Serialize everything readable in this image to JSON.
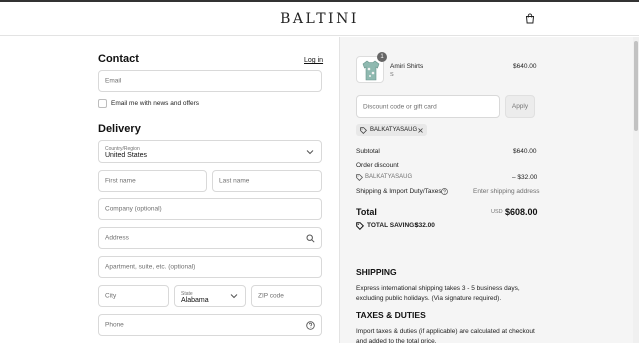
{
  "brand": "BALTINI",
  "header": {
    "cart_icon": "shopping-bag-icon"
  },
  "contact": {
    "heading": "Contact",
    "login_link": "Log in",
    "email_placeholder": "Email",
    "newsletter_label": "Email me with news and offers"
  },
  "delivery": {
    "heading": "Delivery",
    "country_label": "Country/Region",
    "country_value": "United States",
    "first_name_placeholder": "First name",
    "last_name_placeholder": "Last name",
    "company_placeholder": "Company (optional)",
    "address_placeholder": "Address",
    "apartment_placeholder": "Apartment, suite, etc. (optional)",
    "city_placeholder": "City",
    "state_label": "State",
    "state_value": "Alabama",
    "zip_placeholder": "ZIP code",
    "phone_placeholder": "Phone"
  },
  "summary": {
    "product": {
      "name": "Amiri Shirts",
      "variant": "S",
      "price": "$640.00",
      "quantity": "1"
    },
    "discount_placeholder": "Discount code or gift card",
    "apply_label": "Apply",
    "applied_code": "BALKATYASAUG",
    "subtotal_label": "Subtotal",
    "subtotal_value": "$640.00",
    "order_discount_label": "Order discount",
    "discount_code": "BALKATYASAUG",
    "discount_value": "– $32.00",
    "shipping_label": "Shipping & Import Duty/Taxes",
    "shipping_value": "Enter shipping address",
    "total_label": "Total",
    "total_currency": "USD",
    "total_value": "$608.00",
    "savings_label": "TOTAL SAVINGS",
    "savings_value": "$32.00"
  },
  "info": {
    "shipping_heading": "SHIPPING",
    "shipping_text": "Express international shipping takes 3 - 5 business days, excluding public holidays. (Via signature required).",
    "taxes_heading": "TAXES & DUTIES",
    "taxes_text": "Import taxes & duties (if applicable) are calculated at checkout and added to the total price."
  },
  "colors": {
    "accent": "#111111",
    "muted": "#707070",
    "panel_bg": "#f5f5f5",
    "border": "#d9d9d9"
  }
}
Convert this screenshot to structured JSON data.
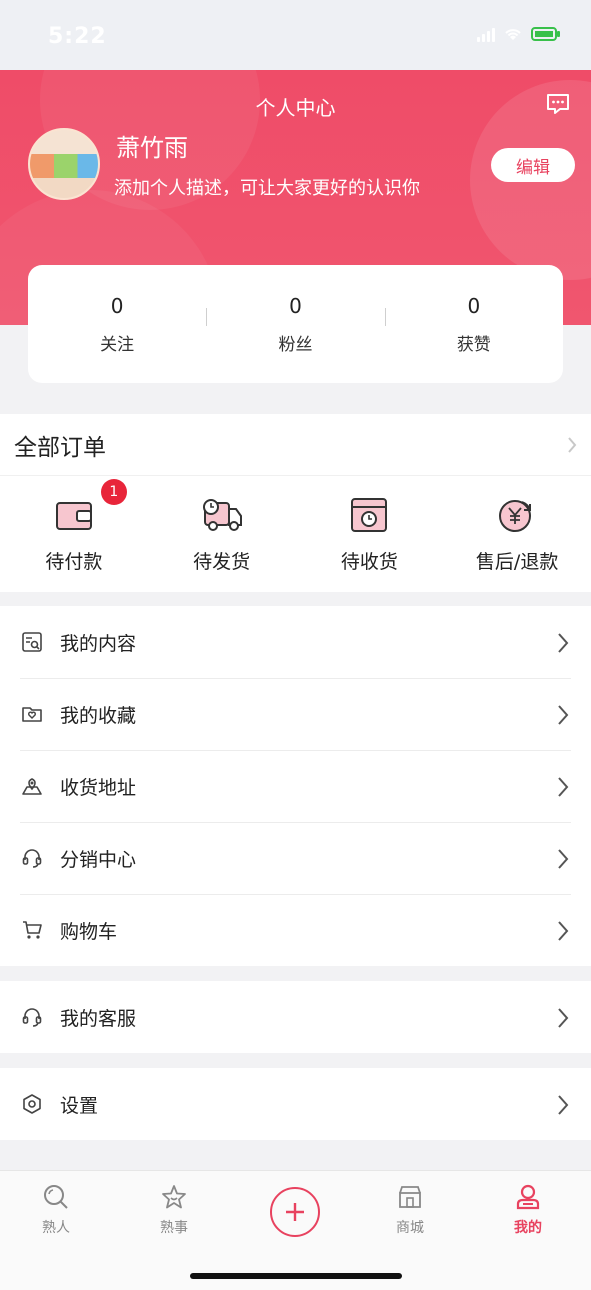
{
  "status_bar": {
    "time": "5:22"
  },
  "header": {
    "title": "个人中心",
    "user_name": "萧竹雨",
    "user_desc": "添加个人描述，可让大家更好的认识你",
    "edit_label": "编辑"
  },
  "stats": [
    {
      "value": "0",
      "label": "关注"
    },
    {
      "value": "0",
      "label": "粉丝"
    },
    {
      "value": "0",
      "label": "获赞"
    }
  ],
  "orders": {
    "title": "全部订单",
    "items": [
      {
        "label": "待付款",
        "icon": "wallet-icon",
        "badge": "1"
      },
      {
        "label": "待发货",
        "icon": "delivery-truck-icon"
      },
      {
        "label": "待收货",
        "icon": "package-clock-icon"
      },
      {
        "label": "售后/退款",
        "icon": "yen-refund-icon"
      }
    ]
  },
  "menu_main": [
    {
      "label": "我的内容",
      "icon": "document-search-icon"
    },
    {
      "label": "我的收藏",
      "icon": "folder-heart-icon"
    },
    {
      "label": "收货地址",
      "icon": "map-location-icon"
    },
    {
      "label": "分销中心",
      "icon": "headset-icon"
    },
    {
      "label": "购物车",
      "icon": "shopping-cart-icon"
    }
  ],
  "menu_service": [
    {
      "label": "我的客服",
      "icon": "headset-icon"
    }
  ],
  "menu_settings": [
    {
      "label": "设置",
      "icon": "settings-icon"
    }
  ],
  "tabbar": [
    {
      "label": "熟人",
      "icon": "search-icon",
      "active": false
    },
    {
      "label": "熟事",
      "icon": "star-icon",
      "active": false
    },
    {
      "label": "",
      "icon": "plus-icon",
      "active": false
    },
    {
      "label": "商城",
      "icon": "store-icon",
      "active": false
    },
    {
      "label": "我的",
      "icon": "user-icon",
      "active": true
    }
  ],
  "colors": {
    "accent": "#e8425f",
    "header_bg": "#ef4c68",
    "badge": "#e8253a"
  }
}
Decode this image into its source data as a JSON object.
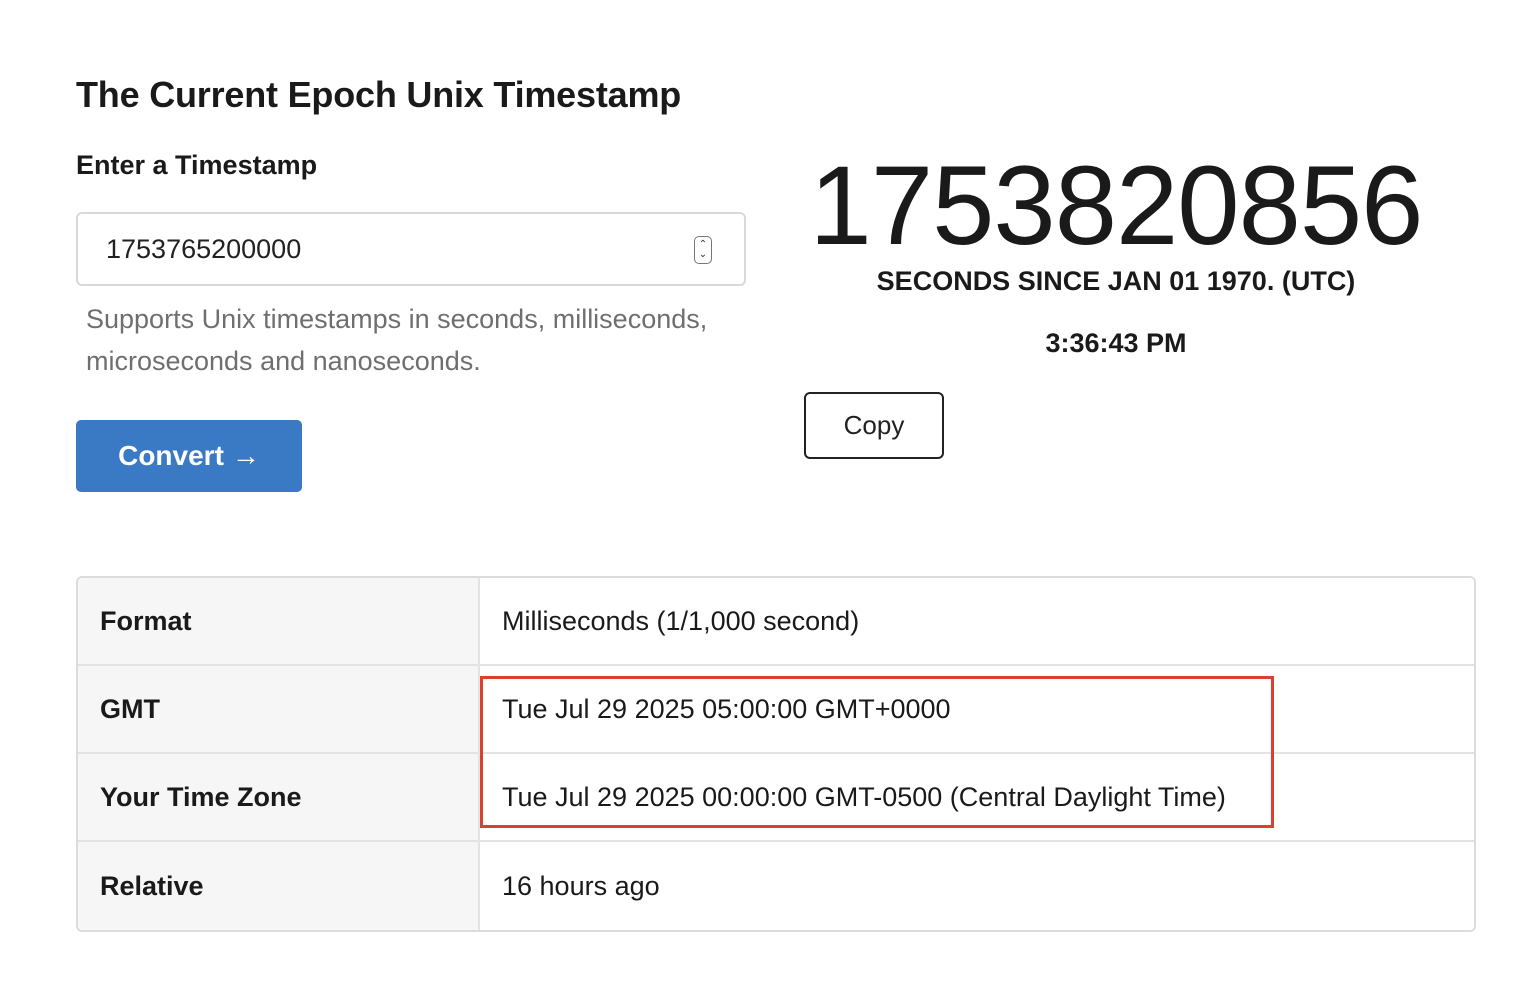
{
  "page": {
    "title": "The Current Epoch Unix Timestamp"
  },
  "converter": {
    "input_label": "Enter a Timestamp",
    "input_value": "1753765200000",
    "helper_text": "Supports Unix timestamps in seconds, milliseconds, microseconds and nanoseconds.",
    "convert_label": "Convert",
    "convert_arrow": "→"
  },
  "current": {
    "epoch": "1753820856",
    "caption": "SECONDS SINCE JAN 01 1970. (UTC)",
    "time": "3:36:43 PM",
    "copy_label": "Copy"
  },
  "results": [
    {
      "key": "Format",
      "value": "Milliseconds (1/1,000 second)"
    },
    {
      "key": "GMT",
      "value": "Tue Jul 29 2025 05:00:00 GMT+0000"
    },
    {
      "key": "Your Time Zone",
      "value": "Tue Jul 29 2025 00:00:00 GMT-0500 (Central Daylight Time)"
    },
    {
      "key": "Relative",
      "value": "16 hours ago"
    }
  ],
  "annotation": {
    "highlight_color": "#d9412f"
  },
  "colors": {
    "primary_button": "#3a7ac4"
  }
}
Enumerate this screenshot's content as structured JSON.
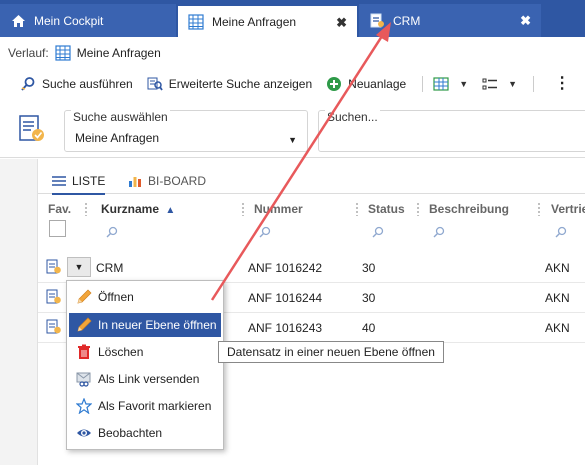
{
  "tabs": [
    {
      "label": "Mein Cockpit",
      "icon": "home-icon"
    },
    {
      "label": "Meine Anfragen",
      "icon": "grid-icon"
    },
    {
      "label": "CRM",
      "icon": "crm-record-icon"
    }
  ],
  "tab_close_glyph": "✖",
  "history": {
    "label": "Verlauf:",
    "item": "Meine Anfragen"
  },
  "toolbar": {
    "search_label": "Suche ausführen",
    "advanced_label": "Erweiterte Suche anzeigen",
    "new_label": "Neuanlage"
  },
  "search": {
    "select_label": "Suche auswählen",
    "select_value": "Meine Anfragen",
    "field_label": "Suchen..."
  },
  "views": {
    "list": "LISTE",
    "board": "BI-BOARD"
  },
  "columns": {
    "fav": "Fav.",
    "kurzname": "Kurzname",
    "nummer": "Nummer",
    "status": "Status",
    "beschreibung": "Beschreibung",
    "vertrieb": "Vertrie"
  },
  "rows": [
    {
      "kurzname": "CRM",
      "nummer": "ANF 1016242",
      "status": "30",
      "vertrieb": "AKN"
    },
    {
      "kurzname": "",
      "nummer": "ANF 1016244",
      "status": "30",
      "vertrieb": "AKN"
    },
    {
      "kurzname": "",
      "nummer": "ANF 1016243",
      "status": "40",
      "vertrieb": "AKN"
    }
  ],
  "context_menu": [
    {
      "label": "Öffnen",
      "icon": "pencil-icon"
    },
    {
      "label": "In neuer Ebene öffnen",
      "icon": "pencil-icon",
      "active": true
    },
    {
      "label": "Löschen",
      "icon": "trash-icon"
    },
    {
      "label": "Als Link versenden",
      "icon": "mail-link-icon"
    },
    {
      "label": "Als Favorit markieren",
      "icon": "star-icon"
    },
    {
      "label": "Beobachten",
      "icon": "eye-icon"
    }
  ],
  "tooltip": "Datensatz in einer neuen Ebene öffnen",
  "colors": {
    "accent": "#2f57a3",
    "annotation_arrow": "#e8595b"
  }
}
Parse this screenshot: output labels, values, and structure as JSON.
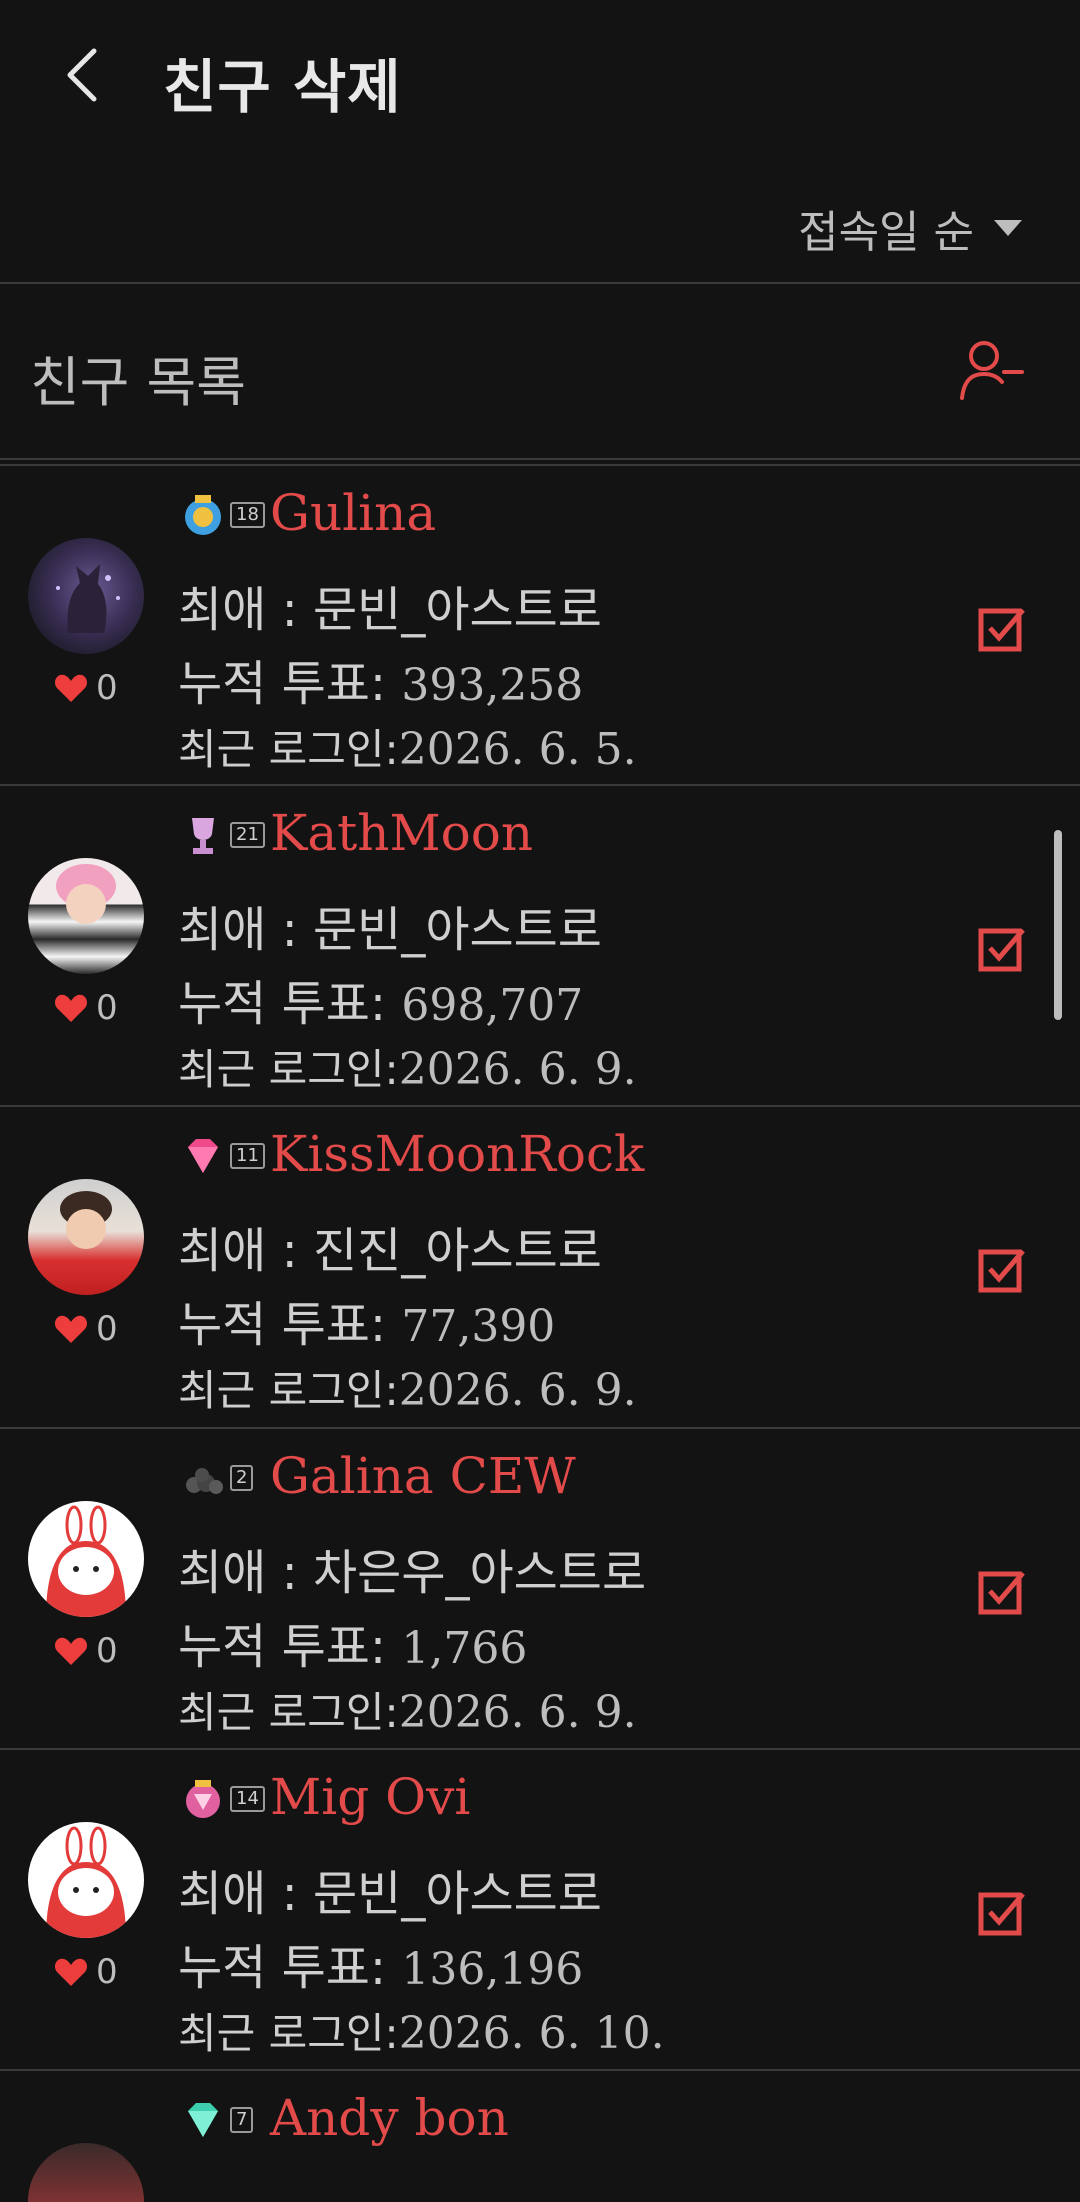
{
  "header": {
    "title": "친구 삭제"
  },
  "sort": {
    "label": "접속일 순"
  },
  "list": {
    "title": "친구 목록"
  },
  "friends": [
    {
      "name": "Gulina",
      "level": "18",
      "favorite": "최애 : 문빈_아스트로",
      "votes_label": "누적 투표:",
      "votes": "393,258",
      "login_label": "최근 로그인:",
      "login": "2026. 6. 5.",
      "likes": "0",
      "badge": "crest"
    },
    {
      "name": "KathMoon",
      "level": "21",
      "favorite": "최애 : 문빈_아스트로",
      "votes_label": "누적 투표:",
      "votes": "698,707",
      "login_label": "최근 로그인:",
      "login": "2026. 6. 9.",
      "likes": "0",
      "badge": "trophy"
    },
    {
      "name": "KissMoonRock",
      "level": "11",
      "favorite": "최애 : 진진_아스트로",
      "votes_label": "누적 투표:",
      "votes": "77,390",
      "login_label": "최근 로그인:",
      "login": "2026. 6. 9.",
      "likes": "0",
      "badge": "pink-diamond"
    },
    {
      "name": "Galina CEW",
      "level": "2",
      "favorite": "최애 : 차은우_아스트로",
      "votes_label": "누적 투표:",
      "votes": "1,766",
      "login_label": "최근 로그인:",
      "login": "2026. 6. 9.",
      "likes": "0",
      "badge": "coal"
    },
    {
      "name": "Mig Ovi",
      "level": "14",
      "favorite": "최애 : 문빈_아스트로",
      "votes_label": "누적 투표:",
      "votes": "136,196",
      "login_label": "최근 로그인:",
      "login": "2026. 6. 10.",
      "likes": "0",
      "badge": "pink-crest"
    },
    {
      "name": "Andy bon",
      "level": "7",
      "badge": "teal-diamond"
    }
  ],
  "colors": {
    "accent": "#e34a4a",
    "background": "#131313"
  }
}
● ● ● ●
= GOAL =
Pick out all lines from the data above in which the word "Unix" appears.

= FINAL RESULT =
    "title": "The Current Epoch Unix Timestamp"
    "helper_text": "Supports Unix timestamps in seconds, milliseconds, microseconds and nanoseconds.",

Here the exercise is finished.